**Your objective**
Reproduce every entry exactly.

___ Data supplied

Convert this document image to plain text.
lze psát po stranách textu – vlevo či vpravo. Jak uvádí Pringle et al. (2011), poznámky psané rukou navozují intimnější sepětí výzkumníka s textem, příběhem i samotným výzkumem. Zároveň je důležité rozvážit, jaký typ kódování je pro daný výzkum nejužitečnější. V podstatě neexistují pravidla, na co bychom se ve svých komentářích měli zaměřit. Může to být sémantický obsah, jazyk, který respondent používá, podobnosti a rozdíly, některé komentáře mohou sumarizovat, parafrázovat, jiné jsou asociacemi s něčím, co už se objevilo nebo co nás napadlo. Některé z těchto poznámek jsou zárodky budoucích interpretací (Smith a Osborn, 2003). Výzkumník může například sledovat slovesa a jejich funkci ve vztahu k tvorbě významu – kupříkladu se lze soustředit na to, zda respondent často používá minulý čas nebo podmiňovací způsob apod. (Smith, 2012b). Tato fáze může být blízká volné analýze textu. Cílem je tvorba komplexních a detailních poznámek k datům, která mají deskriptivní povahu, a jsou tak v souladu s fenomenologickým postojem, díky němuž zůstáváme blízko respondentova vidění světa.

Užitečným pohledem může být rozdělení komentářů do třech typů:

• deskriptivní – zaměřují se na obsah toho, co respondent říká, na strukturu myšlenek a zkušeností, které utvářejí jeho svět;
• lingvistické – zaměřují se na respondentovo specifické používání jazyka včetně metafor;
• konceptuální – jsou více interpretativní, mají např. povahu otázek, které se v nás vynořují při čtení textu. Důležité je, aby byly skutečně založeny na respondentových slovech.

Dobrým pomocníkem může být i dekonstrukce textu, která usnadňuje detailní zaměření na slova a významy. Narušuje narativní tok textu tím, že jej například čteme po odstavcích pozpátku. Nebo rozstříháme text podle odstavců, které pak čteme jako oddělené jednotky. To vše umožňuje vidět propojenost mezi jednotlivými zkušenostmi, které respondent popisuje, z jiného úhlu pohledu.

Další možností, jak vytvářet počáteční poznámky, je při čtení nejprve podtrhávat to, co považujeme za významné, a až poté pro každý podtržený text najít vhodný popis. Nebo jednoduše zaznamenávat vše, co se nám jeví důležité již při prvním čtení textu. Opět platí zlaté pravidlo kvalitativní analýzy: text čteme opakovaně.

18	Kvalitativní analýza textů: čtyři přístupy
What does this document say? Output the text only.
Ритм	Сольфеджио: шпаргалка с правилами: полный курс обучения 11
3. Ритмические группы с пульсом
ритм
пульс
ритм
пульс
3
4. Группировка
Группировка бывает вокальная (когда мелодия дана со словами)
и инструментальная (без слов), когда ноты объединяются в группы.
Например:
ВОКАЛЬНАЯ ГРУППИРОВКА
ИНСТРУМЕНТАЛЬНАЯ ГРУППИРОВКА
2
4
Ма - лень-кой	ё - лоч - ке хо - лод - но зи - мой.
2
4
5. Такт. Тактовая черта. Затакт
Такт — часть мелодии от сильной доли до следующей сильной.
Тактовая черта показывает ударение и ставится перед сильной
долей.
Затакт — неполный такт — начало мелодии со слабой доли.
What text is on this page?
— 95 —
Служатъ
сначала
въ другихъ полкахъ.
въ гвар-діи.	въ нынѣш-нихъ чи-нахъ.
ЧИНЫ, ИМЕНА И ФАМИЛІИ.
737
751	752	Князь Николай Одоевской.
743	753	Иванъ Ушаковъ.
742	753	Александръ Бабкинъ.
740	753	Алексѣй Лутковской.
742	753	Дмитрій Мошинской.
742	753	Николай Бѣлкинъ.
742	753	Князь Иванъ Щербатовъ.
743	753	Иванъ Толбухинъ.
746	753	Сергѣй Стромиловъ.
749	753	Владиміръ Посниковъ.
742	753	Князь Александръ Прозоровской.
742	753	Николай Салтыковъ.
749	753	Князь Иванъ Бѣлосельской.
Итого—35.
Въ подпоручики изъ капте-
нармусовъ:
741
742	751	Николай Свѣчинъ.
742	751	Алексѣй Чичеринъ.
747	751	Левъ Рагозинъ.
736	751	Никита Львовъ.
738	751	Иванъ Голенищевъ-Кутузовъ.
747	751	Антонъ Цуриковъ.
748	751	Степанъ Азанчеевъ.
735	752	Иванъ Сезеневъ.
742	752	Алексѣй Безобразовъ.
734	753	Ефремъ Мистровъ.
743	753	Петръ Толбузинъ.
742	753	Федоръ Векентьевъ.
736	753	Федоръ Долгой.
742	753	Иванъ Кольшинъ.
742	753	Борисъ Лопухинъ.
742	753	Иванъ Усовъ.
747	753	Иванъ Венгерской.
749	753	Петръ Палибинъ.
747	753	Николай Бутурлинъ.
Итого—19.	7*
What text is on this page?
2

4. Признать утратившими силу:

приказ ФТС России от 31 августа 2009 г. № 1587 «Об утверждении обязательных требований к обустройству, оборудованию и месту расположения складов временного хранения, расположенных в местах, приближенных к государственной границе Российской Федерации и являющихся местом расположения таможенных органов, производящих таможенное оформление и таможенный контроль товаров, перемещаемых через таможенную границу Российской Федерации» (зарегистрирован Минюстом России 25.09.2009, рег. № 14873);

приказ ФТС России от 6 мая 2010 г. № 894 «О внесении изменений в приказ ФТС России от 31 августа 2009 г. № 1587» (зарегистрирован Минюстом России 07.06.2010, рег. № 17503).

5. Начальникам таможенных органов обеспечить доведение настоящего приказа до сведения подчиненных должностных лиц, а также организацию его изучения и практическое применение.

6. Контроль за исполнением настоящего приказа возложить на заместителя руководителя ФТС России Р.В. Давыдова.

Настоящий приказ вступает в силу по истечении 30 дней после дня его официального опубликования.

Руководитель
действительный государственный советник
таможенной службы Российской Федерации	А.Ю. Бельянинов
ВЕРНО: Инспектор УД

______

**Solution**
Convert this document image to plain text.
lze psát po stranách textu – vlevo či vpravo. Jak uvádí Pringle et al. (2011), poznámky psané rukou navozují intimnější sepětí výzkumníka s textem, příběhem i samotným výzkumem. Zároveň je důležité rozvážit, jaký typ kódování je pro daný výzkum nejužitečnější. V podstatě neexistují pravidla, na co bychom se ve svých komentářích měli zaměřit. Může to být sémantický obsah, jazyk, který respondent používá, podobnosti a rozdíly, některé komentáře mohou sumarizovat, parafrázovat, jiné jsou asociacemi s něčím, co už se objevilo nebo co nás napadlo. Některé z těchto poznámek jsou zárodky budoucích interpretací (Smith a Osborn, 2003). Výzkumník může například sledovat slovesa a jejich funkci ve vztahu k tvorbě významu – kupříkladu se lze soustředit na to, zda respondent často používá minulý čas nebo podmiňovací způsob apod. (Smith, 2012b). Tato fáze může být blízká volné analýze textu. Cílem je tvorba komplexních a detailních poznámek k datům, která mají deskriptivní povahu, a jsou tak v souladu s fenomenologickým postojem, díky němuž zůstáváme blízko respondentova vidění světa.

Užitečným pohledem může být rozdělení komentářů do třech typů:

• deskriptivní – zaměřují se na obsah toho, co respondent říká, na strukturu myšlenek a zkušeností, které utvářejí jeho svět;
• lingvistické – zaměřují se na respondentovo specifické používání jazyka včetně metafor;
• konceptuální – jsou více interpretativní, mají např. povahu otázek, které se v nás vynořují při čtení textu. Důležité je, aby byly skutečně založeny na respondentových slovech.

Dobrým pomocníkem může být i dekonstrukce textu, která usnadňuje detailní zaměření na slova a významy. Narušuje narativní tok textu tím, že jej například čteme po odstavcích pozpátku. Nebo rozstříháme text podle odstavců, které pak čteme jako oddělené jednotky. To vše umožňuje vidět propojenost mezi jednotlivými zkušenostmi, které respondent popisuje, z jiného úhlu pohledu.

Další možností, jak vytvářet počáteční poznámky, je při čtení nejprve podtrhávat to, co považujeme za významné, a až poté pro každý podtržený text najít vhodný popis. Nebo jednoduše zaznamenávat vše, co se nám jeví důležité již při prvním čtení textu. Opět platí zlaté pravidlo kvalitativní analýzy: text čteme opakovaně.

18	Kvalitativní analýza textů: čtyři přístupy
What does this document say? Output the text only.
Ритм	Сольфеджио: шпаргалка с правилами: полный курс обучения 11
3. Ритмические группы с пульсом
ритм
пульс
ритм
пульс
3
4. Группировка
Группировка бывает вокальная (когда мелодия дана со словами)
и инструментальная (без слов), когда ноты объединяются в группы.
Например:
ВОКАЛЬНАЯ ГРУППИРОВКА
ИНСТРУМЕНТАЛЬНАЯ ГРУППИРОВКА
2
4
Ма - лень-кой	ё - лоч - ке хо - лод - но зи - мой.
2
4
5. Такт. Тактовая черта. Затакт
Такт — часть мелодии от сильной доли до следующей сильной.
Тактовая черта показывает ударение и ставится перед сильной
долей.
Затакт — неполный такт — начало мелодии со слабой доли.
What text is on this page?
— 95 —
Служатъ
сначала
въ другихъ полкахъ.
въ гвар-діи.	въ нынѣш-нихъ чи-нахъ.
ЧИНЫ, ИМЕНА И ФАМИЛІИ.
737
751	752	Князь Николай Одоевской.
743	753	Иванъ Ушаковъ.
742	753	Александръ Бабкинъ.
740	753	Алексѣй Лутковской.
742	753	Дмитрій Мошинской.
742	753	Николай Бѣлкинъ.
742	753	Князь Иванъ Щербатовъ.
743	753	Иванъ Толбухинъ.
746	753	Сергѣй Стромиловъ.
749	753	Владиміръ Посниковъ.
742	753	Князь Александръ Прозоровской.
742	753	Николай Салтыковъ.
749	753	Князь Иванъ Бѣлосельской.
Итого—35.
Въ подпоручики изъ капте-
нармусовъ:
741
742	751	Николай Свѣчинъ.
742	751	Алексѣй Чичеринъ.
747	751	Левъ Рагозинъ.
736	751	Никита Львовъ.
738	751	Иванъ Голенищевъ-Кутузовъ.
747	751	Антонъ Цуриковъ.
748	751	Степанъ Азанчеевъ.
735	752	Иванъ Сезеневъ.
742	752	Алексѣй Безобразовъ.
734	753	Ефремъ Мистровъ.
743	753	Петръ Толбузинъ.
742	753	Федоръ Векентьевъ.
736	753	Федоръ Долгой.
742	753	Иванъ Кольшинъ.
742	753	Борисъ Лопухинъ.
742	753	Иванъ Усовъ.
747	753	Иванъ Венгерской.
749	753	Петръ Палибинъ.
747	753	Николай Бутурлинъ.
Итого—19.	7*
What text is on this page?
2

4. Признать утратившими силу:

приказ ФТС России от 31 августа 2009 г. № 1587 «Об утверждении обязательных требований к обустройству, оборудованию и месту расположения складов временного хранения, расположенных в местах, приближенных к государственной границе Российской Федерации и являющихся местом расположения таможенных органов, производящих таможенное оформление и таможенный контроль товаров, перемещаемых через таможенную границу Российской Федерации» (зарегистрирован Минюстом России 25.09.2009, рег. № 14873);

приказ ФТС России от 6 мая 2010 г. № 894 «О внесении изменений в приказ ФТС России от 31 августа 2009 г. № 1587» (зарегистрирован Минюстом России 07.06.2010, рег. № 17503).

5. Начальникам таможенных органов обеспечить доведение настоящего приказа до сведения подчиненных должностных лиц, а также организацию его изучения и практическое применение.

6. Контроль за исполнением настоящего приказа возложить на заместителя руководителя ФТС России Р.В. Давыдова.

Настоящий приказ вступает в силу по истечении 30 дней после дня его официального опубликования.

Руководитель
действительный государственный советник
таможенной службы Российской Федерации	А.Ю. Бельянинов
ВЕРНО: Инспектор УД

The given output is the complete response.